Lidar com as particularidades de animais em condomínios não é uma das responsabilidades mais fáceis para síndicos. Em áreas comuns, é normal que a circulação dos animais aconteça no colo do dono, porém, em casos de cães-guia, essa mesma circulação ocorre de maneira diferente.

Ao comprovar que possui uma deficiência, o morador pode transitar com os cães — sejam classificados como acompanhamento, assistência ou guia — de maneira livre por qualquer espaço público, incluso as propriamente ditas áreas comuns. Por mais que existam regras próprias do condomínio, é assegurado pela Lei Brasileira de Inclusão que não pode haver restrição do trânsito desses animais.

É importante ressaltar, no entanto, que algumas regulamentações estabelecidas por lei devem ser seguidas para que a norma se aplique. No caso de deficientes visuais, por exemplo, é preciso os requisitos mínimos para a identificação do cão-guia, tais como carteira de identificação, vacinação e lenço azul amarrado no pescoço.

Sendo assim, cabe ao síndico tomar as medidas necessárias para que não haja problemas no futuro, tais como processos judiciais ou até mesmo pedidos de indenizações vindos diretamente do condômino deficiente. Nessa hora, o diálogo é uma ferramenta essencial para que ambos os lados possam ser compreendidos e as devidas regras para uma convivência fluida sejam estabelecidas.

──────────

▶ INSTRUÇÕES
1) No texto sobre cães-guia em condomínios, reescreva em forma de lista o parágrafo que começa com "É importante ressaltar", mantendo as informações principais.
2) Transcreva do texto sobre cães-guia em condomínios o trecho que começa nas palavras "É importante ressaltar, no" e termina depois de "fluida sejam estabelecidas.".
3) De acordo com o texto sobre cães-guia em condomínios, por que o síndico deve tomar as medidas necessárias?

▶ DADOS PARA ANÁLISE

──────────

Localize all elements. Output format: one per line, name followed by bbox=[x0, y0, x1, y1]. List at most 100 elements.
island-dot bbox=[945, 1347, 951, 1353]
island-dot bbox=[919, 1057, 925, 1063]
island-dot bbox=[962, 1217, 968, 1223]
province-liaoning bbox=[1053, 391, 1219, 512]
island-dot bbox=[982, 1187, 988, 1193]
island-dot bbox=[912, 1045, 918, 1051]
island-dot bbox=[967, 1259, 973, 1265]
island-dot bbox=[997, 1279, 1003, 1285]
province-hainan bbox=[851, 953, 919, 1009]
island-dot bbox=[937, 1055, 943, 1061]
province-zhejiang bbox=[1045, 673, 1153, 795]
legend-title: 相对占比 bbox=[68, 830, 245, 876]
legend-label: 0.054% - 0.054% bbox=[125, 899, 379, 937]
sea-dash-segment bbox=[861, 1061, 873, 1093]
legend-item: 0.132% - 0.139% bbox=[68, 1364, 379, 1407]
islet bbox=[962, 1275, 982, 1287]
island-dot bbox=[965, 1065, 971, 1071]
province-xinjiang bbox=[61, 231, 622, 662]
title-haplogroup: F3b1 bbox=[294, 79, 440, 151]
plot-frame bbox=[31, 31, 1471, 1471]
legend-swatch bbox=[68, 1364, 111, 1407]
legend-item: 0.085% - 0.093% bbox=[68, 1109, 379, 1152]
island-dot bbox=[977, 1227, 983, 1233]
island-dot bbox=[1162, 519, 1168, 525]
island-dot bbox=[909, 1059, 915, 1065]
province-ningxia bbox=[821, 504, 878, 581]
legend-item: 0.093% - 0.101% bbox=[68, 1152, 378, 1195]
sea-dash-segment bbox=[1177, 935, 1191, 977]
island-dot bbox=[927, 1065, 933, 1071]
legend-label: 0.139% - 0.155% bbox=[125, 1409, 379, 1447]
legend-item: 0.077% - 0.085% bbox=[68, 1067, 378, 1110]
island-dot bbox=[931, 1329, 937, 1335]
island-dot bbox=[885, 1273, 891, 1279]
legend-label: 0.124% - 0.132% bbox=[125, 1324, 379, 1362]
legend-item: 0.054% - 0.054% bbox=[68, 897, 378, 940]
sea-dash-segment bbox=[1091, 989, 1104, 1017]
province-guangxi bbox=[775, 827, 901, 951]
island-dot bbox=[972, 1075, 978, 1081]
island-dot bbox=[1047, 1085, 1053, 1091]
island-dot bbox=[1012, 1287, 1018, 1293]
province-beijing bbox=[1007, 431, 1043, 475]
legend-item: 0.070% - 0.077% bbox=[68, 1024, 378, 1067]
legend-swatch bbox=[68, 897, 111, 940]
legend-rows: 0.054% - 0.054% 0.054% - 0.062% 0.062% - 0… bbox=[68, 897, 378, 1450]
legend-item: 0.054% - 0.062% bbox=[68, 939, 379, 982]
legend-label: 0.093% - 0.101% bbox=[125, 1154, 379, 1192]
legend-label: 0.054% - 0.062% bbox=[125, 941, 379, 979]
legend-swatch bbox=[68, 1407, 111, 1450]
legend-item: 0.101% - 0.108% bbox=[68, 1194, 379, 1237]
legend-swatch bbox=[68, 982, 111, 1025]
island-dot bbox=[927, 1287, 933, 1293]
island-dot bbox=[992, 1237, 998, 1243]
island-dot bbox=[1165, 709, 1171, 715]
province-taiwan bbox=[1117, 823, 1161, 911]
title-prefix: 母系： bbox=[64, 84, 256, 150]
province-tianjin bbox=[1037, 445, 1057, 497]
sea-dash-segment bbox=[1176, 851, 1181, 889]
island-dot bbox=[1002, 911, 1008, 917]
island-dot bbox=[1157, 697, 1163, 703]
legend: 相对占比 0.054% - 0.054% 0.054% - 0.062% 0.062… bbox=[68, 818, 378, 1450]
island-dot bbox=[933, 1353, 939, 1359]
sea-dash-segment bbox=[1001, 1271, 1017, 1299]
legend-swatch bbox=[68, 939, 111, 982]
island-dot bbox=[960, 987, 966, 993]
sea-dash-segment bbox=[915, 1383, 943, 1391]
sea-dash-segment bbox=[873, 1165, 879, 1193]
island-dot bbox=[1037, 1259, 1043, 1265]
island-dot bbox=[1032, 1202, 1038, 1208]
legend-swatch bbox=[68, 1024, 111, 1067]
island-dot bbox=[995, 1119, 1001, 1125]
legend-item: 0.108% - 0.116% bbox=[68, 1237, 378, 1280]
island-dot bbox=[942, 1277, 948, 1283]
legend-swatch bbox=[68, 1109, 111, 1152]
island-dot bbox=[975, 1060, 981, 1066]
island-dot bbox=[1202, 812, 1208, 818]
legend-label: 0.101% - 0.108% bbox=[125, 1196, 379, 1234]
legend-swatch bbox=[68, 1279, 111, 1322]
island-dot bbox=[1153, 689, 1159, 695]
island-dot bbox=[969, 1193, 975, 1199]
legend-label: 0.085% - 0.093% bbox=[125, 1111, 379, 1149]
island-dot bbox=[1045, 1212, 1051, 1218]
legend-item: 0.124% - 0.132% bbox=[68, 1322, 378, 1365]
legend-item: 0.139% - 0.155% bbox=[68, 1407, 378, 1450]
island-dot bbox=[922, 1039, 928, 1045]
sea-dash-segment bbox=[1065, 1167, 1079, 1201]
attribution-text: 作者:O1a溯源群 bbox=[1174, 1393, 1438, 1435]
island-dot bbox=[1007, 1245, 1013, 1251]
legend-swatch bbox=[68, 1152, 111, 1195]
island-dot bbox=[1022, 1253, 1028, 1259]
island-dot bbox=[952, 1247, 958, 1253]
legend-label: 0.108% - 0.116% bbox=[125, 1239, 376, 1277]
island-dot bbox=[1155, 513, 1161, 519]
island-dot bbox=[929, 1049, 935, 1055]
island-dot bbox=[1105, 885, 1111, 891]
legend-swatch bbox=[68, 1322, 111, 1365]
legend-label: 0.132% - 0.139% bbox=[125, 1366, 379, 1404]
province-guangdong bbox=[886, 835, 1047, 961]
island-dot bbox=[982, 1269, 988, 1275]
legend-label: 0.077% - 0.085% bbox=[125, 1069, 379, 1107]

──────────

▶ RESPOSTAS
1)
- Para que a norma valha, é preciso seguir algumas regras previstas em lei.
- No caso de pessoas com deficiência visual, o cão-guia precisa atender a requisitos mínimos de identificação:
  - carteira de identificação;
  - vacinação;
  - lenço azul amarrado no pescoço.

2)
É importante ressaltar, no entanto, que algumas regulamentações estabelecidas por lei devem ser seguidas para que a norma se aplique. No caso de deficientes visuais, por exemplo, é preciso os requisitos mínimos para a identificação do cão-guia, tais como carteira de identificação, vacinação e lenço azul amarrado no pescoço.

Sendo assim, cabe ao síndico tomar as medidas necessárias para que não haja problemas no futuro, tais como processos judiciais ou até mesmo pedidos de indenizações vindos diretamente do condômino deficiente. Nessa hora, o diálogo é uma ferramenta essencial para que ambos os lados possam ser compreendidos e as devidas regras para uma convivência fluida sejam estabelecidas.

3) Para evitar problemas no futuro, como processos judiciais ou até pedidos de indenização feitos diretamente pelo condômino com deficiência.